Aim of the task
Tally the lines containing "colgadera" and report the number alone.

Source data
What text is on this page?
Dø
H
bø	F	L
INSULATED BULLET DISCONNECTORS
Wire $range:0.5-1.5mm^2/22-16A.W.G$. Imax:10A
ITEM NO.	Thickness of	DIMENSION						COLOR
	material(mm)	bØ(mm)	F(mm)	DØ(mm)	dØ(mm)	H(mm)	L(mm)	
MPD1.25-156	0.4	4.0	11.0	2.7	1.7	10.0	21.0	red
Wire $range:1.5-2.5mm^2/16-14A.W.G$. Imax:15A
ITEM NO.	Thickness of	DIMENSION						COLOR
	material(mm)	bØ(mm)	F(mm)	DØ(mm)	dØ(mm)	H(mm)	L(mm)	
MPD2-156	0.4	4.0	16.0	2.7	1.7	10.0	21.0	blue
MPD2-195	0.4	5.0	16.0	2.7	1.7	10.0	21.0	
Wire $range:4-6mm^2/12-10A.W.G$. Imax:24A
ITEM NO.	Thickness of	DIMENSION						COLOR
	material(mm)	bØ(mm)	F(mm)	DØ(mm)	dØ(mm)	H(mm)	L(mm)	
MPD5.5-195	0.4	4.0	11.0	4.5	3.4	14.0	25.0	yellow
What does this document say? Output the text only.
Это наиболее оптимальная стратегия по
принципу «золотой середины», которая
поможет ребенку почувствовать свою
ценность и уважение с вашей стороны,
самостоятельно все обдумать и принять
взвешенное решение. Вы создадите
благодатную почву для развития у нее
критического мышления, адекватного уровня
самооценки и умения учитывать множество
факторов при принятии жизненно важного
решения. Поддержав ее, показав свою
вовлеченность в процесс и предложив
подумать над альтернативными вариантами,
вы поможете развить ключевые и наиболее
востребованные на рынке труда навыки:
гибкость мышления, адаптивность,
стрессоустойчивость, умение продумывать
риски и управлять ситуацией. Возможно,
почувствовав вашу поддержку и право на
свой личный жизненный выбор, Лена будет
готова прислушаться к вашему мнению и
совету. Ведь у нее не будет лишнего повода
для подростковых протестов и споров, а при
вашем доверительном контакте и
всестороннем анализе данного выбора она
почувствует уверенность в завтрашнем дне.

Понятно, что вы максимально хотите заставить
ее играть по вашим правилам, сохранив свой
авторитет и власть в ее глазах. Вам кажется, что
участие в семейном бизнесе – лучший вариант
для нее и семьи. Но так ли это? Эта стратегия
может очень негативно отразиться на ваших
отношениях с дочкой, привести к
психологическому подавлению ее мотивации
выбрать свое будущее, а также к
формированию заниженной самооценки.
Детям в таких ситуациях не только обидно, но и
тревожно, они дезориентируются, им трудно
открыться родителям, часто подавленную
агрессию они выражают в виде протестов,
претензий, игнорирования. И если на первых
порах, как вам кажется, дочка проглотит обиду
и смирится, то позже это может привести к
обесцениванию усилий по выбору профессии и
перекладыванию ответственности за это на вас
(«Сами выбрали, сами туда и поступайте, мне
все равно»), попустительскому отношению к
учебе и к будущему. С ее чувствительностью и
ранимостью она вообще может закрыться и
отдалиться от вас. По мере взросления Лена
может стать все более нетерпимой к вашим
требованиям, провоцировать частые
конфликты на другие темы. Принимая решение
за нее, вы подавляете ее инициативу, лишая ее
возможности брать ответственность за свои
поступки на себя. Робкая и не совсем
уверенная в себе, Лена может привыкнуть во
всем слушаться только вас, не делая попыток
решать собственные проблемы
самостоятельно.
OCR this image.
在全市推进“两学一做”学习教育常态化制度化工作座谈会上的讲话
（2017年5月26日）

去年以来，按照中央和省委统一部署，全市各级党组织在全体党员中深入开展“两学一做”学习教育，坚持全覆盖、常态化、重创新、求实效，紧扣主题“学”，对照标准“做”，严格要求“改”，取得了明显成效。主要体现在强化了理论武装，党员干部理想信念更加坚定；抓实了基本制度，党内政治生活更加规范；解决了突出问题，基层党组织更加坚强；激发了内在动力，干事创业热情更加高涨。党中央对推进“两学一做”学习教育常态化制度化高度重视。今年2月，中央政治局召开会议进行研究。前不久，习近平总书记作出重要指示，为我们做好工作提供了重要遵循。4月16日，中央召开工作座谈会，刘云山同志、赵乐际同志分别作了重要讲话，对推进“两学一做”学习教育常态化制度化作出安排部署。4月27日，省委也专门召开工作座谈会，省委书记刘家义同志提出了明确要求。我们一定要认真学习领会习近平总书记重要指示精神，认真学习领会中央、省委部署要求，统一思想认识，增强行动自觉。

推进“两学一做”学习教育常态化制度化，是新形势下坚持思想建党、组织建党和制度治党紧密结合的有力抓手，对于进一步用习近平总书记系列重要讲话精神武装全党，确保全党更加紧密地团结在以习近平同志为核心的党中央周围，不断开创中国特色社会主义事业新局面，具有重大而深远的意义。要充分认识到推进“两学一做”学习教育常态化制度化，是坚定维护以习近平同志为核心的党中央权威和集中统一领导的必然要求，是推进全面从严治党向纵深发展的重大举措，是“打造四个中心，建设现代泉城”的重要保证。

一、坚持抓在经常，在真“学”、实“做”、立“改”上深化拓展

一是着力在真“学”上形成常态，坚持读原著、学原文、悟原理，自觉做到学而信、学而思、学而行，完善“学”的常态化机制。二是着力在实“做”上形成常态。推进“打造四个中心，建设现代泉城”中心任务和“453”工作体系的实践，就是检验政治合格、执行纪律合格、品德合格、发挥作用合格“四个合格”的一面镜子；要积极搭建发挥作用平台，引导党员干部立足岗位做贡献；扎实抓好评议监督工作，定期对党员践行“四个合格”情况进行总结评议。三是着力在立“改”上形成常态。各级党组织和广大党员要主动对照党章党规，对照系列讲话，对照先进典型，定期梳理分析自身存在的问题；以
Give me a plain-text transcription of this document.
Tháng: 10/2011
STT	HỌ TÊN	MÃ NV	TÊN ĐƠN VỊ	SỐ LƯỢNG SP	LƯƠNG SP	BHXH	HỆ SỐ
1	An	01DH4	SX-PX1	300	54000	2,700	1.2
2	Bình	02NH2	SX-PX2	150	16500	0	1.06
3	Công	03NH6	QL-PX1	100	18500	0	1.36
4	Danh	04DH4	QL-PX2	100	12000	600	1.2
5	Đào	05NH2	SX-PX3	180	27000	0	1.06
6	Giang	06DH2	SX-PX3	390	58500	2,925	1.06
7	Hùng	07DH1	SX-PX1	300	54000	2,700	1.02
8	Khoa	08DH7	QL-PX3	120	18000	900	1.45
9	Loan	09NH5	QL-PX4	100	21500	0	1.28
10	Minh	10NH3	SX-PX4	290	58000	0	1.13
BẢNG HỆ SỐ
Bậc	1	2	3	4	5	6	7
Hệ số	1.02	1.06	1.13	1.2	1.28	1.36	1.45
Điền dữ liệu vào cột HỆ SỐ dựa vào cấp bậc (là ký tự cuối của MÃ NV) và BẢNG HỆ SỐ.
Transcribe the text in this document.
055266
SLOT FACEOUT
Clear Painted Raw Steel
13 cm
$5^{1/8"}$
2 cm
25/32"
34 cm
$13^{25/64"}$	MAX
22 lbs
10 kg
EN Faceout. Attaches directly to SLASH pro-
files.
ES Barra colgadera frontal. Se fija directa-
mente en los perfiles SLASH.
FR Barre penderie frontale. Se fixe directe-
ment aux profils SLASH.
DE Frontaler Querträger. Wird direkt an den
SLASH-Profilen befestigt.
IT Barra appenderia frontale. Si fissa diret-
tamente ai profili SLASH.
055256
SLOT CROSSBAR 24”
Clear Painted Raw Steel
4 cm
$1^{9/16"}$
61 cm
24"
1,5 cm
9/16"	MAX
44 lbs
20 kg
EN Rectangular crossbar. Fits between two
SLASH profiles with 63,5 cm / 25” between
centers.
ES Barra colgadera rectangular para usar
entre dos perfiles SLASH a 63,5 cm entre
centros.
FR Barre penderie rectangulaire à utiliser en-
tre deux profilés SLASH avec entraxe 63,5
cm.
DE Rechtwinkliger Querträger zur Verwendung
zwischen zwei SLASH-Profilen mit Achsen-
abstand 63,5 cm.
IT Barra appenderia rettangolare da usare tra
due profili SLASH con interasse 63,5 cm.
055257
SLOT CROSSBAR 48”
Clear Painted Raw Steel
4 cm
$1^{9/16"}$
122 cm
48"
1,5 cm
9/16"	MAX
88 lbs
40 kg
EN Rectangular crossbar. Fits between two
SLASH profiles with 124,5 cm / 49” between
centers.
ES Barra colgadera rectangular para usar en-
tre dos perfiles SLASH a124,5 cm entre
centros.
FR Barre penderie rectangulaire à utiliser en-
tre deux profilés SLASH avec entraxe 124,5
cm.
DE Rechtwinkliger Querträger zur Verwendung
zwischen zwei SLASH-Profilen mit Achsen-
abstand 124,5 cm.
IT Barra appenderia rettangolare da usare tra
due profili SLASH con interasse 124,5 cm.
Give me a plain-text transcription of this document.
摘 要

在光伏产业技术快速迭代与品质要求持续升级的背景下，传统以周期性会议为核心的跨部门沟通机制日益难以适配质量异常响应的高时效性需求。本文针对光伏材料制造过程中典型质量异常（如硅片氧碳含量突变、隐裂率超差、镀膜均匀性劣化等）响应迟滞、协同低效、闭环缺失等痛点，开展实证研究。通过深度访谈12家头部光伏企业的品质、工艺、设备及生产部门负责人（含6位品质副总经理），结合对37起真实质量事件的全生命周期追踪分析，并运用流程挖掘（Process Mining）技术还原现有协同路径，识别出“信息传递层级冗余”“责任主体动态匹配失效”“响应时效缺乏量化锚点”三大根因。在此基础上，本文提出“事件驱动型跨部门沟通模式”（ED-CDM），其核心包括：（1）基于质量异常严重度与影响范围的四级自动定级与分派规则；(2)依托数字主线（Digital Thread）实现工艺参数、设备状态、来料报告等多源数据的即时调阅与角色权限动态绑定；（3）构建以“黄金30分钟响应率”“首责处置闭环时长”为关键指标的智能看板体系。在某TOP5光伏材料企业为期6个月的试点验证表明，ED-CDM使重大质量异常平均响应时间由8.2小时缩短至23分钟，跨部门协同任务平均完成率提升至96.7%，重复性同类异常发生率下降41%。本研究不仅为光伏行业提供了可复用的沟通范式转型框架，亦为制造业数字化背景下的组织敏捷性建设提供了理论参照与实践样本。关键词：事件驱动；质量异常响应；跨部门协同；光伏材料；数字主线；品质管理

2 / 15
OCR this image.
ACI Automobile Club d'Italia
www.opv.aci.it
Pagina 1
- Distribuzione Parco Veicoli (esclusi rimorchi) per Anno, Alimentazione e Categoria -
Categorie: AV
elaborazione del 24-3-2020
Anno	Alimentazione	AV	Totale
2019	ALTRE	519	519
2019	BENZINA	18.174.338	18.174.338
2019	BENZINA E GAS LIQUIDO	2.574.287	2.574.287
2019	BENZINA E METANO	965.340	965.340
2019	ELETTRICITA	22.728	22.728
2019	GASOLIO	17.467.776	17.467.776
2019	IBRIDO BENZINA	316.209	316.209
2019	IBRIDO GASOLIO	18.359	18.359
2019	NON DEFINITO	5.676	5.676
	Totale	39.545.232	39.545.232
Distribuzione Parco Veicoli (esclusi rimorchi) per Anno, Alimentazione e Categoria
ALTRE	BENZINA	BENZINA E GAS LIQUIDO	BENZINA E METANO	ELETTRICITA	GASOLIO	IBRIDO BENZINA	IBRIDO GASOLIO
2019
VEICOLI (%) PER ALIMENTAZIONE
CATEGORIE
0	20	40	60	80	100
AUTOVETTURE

Exercise solution
3